Data extracted from a collection:

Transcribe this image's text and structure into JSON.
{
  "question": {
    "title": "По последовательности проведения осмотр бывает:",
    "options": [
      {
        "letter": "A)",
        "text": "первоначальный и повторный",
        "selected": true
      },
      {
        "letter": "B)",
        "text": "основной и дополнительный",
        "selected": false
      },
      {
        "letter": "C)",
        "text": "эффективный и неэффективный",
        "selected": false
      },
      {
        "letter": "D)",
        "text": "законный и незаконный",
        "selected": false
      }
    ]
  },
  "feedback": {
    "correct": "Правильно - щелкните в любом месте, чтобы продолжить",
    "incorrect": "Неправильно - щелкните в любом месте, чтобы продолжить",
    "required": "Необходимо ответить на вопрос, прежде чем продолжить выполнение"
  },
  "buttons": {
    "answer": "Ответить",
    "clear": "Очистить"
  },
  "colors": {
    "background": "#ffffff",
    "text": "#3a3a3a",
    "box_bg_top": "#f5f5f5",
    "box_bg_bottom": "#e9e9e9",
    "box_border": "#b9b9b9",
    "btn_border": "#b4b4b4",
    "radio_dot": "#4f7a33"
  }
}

Work to be completed:
Write every record out again, unaltered.

Answer in full:
Transcribe this image's text and structure into JSON.
{
  "question": {
    "title": "По последовательности проведения осмотр бывает:",
    "options": [
      {
        "letter": "A)",
        "text": "первоначальный и повторный",
        "selected": true
      },
      {
        "letter": "B)",
        "text": "основной и дополнительный",
        "selected": false
      },
      {
        "letter": "C)",
        "text": "эффективный и неэффективный",
        "selected": false
      },
      {
        "letter": "D)",
        "text": "законный и незаконный",
        "selected": false
      }
    ]
  },
  "feedback": {
    "correct": "Правильно - щелкните в любом месте, чтобы продолжить",
    "incorrect": "Неправильно - щелкните в любом месте, чтобы продолжить",
    "required": "Необходимо ответить на вопрос, прежде чем продолжить выполнение"
  },
  "buttons": {
    "answer": "Ответить",
    "clear": "Очистить"
  },
  "colors": {
    "background": "#ffffff",
    "text": "#3a3a3a",
    "box_bg_top": "#f5f5f5",
    "box_bg_bottom": "#e9e9e9",
    "box_border": "#b9b9b9",
    "btn_border": "#b4b4b4",
    "radio_dot": "#4f7a33"
  }
}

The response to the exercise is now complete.